PAGE:
— Begin —

The 1975 La Mission Haut-Brion has been hailed in some quarters as a high point for the estate in the Seventies. My own experience has been one of inconsistency, especially compared to the reliable and, in my mind, superior 1978. According to a half-dozen or so tasting notes from 2000 onward, the 1975 was always robust, dense and nearly impenetrable. One bottle at the vertical in 2008 finally lived up to high expectations, but a follow-up two years later felt charmless. This bottle is conspicuously deep in hue. The nose is backward at first, eventually revealing blackberry, iodine and light licorice scents; later, a touch of gaminess creeps in. The palate is full-bodied and full of sinew, with thick tannins framing the multilayered, ferrous black fruit. This is huge in terms of grip, and almost brutish toward the finish. It’s impressive in stature, but the 1978 possesses greater nuance and more panache. Tasted at a private dinner in Hong Kong. Neal Martin, Vinous, September 2021)
— 3 years ago
The 2005 La Mission Haut-Brion is a wine that I have had the pleasure of tasting on several occasions. The most recent bottle, included in a 2005 horizontal, puts it in a very favorable light even against strong competition. The bouquet bursts from the glass with intense blackberry, cedar and tobacco scents, plus background aromas of fig and damson, as you would expect from a warm summer. The palate is structured, yet the Merlot content (at 69%, the highest in many years) renders this Pessac-Léognan much more pliant than others from this vintage. A mélange of red and black fruits vie for attention, followed by warm gravel and black olives. Quite rich and yet not grippy; with decanting, you could broach this now, though personally I would prefer to leave it for several more years. Outstanding. (Neal Martin, Vinous, September 2021)

— End —

SUPPLIED INFORMATION:
— Begin —

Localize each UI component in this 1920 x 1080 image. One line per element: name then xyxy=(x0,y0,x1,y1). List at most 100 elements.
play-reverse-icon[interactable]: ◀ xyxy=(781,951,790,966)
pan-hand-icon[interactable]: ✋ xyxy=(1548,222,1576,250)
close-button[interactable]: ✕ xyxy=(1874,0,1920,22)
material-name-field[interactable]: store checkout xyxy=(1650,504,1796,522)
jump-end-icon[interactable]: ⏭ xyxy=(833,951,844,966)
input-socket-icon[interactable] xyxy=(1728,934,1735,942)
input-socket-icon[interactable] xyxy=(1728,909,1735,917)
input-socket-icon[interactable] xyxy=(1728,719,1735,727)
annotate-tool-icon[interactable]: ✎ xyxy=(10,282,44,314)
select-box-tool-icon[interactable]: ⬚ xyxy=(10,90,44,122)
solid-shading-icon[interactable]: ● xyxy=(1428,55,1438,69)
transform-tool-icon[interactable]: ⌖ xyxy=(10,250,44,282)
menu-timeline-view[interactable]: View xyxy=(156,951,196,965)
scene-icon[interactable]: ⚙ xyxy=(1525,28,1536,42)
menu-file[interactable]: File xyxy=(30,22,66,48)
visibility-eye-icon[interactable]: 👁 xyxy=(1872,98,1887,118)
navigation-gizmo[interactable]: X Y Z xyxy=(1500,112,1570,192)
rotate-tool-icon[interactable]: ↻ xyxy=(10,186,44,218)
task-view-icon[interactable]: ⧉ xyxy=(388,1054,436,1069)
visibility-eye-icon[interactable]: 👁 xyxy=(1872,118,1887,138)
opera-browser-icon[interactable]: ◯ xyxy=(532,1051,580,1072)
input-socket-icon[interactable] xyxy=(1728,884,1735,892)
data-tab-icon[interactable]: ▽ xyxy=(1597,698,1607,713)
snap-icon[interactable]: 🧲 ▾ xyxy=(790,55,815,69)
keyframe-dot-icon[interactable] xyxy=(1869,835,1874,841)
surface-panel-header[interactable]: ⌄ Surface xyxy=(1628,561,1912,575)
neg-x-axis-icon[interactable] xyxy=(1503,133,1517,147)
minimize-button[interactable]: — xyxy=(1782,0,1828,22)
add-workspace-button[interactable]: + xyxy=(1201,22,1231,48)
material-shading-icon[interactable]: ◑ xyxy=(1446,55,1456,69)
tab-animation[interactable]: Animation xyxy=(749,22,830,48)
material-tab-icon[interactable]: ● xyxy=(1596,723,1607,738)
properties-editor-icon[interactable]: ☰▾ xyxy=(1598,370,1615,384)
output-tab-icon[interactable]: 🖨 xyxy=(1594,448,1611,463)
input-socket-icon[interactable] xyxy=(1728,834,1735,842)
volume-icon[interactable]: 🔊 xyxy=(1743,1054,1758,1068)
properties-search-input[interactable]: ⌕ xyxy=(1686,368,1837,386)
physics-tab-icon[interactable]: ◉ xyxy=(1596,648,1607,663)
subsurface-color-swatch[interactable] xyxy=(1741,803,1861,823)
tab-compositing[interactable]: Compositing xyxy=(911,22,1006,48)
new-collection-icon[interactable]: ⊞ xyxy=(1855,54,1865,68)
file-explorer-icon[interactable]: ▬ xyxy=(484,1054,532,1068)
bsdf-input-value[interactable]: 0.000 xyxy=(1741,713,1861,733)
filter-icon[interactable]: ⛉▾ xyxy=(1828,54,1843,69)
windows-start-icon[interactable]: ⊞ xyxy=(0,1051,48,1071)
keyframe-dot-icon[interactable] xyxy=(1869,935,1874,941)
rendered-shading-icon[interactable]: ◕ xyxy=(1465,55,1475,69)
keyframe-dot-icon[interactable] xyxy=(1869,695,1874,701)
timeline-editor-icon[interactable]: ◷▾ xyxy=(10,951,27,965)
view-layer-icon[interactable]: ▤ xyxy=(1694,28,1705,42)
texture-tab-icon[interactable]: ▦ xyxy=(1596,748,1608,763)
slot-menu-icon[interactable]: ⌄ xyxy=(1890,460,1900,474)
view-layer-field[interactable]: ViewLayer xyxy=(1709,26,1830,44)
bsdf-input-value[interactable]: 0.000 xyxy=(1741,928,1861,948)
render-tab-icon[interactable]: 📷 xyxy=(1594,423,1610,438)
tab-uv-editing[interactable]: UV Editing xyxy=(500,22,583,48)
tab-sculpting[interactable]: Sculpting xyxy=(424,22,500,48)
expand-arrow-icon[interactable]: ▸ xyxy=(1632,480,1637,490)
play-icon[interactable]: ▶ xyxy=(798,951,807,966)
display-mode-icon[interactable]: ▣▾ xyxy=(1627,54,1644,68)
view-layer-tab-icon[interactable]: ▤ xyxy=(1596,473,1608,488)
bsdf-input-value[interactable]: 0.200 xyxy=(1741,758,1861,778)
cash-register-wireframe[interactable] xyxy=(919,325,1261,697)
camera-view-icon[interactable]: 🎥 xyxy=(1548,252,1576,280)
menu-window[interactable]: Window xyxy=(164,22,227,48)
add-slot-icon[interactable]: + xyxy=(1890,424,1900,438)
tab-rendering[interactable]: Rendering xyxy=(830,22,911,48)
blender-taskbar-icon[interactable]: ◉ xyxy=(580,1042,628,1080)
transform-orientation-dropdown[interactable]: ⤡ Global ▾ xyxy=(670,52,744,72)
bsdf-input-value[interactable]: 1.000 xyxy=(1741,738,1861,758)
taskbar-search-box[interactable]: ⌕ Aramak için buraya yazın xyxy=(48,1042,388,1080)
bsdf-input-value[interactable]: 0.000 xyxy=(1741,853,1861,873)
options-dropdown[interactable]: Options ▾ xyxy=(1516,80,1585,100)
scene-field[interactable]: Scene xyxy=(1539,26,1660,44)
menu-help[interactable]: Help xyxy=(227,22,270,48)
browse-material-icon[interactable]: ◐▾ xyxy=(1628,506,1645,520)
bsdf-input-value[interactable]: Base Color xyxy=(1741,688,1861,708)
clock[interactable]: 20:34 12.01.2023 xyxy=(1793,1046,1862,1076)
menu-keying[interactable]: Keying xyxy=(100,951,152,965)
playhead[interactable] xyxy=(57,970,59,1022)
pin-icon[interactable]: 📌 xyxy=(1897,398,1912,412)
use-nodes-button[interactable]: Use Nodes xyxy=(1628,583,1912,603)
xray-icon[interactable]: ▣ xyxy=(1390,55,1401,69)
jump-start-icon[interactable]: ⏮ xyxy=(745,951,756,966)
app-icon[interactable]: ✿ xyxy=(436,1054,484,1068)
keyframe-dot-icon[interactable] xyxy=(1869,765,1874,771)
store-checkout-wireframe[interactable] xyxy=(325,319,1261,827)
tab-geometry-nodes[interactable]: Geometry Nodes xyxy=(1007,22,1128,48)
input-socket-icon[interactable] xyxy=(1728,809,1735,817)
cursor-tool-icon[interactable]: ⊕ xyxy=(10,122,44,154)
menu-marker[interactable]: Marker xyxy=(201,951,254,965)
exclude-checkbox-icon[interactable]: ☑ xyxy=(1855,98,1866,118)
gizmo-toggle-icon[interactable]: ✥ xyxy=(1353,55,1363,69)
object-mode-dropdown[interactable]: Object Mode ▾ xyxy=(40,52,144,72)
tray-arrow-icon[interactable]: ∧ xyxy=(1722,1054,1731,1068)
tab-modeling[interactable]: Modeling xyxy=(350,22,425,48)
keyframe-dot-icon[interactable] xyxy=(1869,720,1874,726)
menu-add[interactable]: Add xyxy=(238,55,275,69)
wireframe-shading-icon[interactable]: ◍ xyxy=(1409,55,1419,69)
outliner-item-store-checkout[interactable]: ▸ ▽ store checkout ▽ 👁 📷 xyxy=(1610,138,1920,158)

— End —

DIRECTION 1: According to the wine tasting notes, what share of the 2005 La Mission Haut-Brion is Merlot?
DIRECTION 2: Take the records from their first line through the line containing "transform-tool-icon[interactable]: ⌖ xyxy=(10,250,44,282)". Reproduce those lines with "input-socket-icon" replaced by "input-port-icon", leaving everything else unchanged.

FULL SOLUTION 1: 69%

FULL SOLUTION 2:
Localize each UI component in this 1920 x 1080 image. One line per element: name then xyxy=(x0,y0,x1,y1). List at most 100 elements.
play-reverse-icon[interactable]: ◀ xyxy=(781,951,790,966)
pan-hand-icon[interactable]: ✋ xyxy=(1548,222,1576,250)
close-button[interactable]: ✕ xyxy=(1874,0,1920,22)
material-name-field[interactable]: store checkout xyxy=(1650,504,1796,522)
jump-end-icon[interactable]: ⏭ xyxy=(833,951,844,966)
input-port-icon[interactable] xyxy=(1728,934,1735,942)
input-port-icon[interactable] xyxy=(1728,909,1735,917)
input-port-icon[interactable] xyxy=(1728,719,1735,727)
annotate-tool-icon[interactable]: ✎ xyxy=(10,282,44,314)
select-box-tool-icon[interactable]: ⬚ xyxy=(10,90,44,122)
solid-shading-icon[interactable]: ● xyxy=(1428,55,1438,69)
transform-tool-icon[interactable]: ⌖ xyxy=(10,250,44,282)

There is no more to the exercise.